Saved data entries
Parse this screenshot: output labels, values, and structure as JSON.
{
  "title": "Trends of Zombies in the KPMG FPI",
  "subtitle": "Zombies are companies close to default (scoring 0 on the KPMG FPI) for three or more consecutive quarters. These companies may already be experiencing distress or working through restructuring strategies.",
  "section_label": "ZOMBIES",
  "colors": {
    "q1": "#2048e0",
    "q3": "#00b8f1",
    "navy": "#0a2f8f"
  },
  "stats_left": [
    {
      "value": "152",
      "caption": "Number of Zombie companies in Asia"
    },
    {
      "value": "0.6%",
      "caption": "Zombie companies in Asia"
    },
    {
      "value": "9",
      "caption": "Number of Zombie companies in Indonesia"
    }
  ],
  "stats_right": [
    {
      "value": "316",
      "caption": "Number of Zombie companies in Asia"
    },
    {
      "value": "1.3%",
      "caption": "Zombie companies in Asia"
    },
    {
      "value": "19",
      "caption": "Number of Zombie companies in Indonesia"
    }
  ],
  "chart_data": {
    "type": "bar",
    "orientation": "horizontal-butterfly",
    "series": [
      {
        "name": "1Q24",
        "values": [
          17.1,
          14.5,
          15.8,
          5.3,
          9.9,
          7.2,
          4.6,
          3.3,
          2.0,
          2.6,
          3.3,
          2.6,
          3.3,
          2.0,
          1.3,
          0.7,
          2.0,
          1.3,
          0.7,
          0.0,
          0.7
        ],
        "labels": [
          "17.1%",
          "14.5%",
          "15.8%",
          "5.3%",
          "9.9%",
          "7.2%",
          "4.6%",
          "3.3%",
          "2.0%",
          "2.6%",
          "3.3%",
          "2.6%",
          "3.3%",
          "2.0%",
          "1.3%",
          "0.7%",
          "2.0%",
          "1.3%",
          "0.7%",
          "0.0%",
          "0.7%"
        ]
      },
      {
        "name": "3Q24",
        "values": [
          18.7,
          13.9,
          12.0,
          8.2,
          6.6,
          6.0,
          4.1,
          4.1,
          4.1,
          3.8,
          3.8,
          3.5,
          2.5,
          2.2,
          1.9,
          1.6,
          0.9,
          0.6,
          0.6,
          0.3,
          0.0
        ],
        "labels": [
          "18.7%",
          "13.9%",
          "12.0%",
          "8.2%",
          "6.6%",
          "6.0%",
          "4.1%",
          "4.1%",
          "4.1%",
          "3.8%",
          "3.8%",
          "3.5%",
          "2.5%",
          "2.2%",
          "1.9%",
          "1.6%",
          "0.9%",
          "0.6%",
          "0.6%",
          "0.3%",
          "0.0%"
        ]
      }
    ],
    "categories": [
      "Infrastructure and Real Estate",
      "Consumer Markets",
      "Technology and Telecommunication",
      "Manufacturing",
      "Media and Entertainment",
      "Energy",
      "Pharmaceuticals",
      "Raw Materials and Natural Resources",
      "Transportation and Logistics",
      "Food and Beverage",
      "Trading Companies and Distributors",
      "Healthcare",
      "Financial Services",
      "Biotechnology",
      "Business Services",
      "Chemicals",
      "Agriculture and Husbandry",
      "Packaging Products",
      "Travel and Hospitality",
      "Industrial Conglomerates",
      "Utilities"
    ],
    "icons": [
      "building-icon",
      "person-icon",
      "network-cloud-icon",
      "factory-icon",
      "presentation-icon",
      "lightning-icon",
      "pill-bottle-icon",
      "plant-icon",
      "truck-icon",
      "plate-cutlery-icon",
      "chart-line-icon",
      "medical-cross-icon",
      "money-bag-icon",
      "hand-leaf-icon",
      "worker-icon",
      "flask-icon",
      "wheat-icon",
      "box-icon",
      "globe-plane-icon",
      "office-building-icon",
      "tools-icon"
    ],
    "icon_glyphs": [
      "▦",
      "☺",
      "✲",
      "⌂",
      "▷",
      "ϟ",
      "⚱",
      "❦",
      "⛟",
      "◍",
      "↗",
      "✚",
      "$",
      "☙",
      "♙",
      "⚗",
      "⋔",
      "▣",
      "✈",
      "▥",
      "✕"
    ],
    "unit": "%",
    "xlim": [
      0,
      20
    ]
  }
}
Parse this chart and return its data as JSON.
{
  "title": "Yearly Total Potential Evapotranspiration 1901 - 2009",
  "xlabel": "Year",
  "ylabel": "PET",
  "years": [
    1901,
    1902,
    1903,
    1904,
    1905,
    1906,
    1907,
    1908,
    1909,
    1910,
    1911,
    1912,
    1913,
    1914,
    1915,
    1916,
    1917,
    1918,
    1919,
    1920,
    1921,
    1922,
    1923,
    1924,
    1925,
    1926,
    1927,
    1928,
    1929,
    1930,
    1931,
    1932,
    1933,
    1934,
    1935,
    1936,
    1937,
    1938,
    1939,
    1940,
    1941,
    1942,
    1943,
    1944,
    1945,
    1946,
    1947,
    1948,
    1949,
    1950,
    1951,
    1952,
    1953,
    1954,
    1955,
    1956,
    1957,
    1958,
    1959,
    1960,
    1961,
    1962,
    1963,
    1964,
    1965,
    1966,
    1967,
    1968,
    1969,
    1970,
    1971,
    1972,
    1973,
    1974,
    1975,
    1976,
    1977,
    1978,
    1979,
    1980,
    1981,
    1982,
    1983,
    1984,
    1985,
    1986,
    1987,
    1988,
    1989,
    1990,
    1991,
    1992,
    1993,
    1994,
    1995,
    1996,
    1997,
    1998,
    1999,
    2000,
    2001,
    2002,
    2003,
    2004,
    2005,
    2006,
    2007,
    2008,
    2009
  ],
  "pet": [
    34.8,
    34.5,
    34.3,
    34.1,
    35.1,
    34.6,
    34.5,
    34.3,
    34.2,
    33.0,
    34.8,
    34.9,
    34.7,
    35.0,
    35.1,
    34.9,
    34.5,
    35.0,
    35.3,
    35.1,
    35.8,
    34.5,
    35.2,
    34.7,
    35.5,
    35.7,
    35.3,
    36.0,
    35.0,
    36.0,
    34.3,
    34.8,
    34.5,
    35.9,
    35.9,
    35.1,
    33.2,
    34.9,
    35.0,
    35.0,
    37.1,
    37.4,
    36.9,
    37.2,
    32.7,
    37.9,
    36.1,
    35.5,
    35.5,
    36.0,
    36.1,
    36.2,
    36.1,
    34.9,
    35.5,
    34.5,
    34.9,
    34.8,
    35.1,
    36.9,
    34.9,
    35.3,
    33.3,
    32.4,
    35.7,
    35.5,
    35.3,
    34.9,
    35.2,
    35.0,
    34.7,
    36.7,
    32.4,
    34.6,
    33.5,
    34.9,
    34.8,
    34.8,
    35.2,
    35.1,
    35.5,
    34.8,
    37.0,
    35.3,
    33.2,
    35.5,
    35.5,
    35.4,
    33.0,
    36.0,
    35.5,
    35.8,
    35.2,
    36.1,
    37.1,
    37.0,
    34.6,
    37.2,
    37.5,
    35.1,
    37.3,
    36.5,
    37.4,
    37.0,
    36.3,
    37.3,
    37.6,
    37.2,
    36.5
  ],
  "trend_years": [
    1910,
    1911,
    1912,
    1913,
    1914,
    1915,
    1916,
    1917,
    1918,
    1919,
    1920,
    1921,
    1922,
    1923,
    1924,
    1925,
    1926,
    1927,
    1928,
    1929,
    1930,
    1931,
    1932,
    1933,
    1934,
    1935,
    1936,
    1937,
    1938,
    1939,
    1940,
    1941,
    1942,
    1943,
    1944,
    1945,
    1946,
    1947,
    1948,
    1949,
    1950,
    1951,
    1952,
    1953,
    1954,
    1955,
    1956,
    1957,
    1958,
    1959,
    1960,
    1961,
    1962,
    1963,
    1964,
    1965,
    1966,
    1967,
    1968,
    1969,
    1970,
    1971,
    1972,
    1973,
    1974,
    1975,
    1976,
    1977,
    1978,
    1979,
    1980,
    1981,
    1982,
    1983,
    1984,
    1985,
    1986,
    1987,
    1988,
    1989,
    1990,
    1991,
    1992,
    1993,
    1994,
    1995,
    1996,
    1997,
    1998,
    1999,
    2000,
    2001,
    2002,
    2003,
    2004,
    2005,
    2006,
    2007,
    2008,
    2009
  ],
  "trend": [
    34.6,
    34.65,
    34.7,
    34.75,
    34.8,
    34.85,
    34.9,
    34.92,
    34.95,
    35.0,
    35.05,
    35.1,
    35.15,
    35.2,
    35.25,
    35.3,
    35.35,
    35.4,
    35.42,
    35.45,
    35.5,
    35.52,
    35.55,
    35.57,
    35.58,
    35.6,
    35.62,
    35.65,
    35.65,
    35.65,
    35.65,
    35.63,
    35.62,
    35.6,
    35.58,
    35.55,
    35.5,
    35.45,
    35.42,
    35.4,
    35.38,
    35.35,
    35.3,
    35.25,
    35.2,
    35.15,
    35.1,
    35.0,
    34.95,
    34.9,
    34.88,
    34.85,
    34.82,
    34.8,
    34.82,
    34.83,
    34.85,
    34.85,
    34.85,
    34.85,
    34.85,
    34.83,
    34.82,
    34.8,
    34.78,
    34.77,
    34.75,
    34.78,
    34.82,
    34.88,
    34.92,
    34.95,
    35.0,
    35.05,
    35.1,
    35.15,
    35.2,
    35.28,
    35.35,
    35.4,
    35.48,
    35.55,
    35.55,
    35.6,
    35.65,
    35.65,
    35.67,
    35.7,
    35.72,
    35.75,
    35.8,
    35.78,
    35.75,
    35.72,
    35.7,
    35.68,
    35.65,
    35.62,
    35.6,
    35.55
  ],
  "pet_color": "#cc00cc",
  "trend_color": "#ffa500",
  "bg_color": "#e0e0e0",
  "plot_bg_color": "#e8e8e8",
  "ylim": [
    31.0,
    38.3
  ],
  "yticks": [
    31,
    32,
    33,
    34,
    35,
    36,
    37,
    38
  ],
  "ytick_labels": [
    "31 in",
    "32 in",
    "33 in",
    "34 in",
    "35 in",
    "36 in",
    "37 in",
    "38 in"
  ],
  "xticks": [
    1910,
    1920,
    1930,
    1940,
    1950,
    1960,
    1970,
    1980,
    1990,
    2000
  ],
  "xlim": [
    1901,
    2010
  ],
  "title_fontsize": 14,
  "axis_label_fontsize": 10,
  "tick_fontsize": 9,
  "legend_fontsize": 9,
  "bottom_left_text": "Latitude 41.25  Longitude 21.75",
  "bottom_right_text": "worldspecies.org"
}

▶ The request: Copy whichever lines in the listing above contain the word "Parse".

▶ Expected output:
Parse this screenshot: output labels, values, and structure as JSON.
Parse this chart and return its data as JSON.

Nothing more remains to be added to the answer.